━━━━━ Supplied data

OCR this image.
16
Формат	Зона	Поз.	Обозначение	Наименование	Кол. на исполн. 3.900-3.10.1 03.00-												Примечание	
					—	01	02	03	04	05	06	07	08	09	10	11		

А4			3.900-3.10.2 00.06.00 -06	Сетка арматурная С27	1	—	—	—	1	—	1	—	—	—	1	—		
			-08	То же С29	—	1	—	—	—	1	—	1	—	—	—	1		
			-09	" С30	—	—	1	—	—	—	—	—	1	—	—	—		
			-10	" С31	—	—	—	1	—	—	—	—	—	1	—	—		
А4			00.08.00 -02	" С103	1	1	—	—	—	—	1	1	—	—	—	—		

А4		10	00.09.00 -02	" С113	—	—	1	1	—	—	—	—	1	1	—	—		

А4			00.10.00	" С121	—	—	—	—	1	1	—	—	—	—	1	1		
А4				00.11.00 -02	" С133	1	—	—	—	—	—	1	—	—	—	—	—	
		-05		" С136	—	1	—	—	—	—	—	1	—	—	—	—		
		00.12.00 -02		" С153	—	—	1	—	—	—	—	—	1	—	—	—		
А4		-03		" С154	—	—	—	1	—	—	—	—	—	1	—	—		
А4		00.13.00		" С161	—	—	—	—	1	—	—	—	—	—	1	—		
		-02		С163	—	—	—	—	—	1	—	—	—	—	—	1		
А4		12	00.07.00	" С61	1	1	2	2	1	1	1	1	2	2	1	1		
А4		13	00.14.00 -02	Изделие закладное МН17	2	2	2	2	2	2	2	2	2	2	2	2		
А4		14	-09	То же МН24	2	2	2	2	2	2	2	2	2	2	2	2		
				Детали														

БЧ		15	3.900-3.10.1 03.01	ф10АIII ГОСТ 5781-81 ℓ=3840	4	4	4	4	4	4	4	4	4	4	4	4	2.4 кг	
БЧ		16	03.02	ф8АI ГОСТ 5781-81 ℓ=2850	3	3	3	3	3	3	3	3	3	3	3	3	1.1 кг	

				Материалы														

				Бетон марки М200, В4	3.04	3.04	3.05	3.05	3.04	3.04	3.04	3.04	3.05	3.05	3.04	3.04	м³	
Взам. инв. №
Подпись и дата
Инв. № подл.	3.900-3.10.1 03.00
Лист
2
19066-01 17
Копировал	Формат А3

━━━━━━━━━━
━━━━━ Supplied data

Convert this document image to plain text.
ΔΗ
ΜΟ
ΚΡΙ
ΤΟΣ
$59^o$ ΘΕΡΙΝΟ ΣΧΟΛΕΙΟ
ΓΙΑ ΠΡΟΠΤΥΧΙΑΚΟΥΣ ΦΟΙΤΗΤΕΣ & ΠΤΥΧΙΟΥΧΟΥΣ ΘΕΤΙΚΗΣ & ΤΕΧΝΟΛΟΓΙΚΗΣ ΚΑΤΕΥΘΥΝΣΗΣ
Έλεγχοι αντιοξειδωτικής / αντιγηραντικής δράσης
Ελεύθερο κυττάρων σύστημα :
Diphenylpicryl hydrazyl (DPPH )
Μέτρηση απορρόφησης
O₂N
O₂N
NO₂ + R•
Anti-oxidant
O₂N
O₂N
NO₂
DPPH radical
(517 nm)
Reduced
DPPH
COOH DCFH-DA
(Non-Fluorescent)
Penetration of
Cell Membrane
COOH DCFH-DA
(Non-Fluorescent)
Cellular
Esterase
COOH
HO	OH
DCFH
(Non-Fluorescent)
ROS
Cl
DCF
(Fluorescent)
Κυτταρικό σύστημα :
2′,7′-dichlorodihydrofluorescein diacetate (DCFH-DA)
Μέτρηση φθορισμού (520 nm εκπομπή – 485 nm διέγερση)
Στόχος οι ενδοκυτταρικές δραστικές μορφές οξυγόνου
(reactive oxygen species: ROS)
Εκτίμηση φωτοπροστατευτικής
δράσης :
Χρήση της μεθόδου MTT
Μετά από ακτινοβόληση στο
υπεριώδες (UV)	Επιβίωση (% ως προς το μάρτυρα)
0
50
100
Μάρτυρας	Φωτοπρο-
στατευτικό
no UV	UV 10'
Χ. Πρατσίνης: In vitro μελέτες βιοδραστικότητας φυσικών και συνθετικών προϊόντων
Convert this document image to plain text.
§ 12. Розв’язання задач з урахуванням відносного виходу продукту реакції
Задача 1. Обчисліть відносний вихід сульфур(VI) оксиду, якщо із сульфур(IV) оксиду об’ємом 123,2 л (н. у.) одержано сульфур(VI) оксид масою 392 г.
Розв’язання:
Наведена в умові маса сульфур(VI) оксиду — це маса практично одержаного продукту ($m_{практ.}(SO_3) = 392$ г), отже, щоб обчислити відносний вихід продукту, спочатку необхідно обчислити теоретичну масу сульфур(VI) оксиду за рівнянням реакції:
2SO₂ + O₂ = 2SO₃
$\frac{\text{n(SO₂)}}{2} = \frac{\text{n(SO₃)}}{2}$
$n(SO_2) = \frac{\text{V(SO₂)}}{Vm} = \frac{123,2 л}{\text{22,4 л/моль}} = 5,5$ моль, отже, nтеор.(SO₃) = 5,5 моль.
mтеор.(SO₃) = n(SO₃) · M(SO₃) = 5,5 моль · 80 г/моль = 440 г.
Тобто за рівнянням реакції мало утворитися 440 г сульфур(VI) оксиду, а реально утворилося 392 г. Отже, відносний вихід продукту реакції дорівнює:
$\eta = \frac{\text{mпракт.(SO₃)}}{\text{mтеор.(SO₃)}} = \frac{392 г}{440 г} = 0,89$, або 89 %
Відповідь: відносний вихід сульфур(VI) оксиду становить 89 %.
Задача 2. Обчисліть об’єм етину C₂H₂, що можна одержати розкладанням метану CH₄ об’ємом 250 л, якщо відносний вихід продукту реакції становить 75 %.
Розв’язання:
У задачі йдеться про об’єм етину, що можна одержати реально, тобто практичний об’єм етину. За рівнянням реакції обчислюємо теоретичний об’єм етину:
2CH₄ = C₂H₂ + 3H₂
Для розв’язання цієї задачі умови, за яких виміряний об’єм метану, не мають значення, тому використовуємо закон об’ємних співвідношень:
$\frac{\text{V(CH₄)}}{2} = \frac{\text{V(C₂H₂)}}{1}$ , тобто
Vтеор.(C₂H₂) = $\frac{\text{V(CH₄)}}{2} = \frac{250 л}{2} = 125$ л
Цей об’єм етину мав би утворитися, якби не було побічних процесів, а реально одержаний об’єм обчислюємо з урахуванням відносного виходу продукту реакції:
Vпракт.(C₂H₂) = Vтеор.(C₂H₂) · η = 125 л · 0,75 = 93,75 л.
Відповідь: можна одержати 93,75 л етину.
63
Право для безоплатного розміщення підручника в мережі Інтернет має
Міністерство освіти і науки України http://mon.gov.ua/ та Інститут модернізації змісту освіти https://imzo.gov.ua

━━━━━━━━━━

Out of the records, collect only those lines that contain the string "якщо".

Задача 1. Обчисліть відносний вихід сульфур(VI) оксиду, якщо із сульфур(IV) оксиду об’ємом 123,2 л (н. у.) одержано сульфур(VI) оксид масою 392 г.
Задача 2. Обчисліть об’єм етину C₂H₂, що можна одержати розкладанням метану CH₄ об’ємом 250 л, якщо відносний вихід продукту реакції становить 75 %.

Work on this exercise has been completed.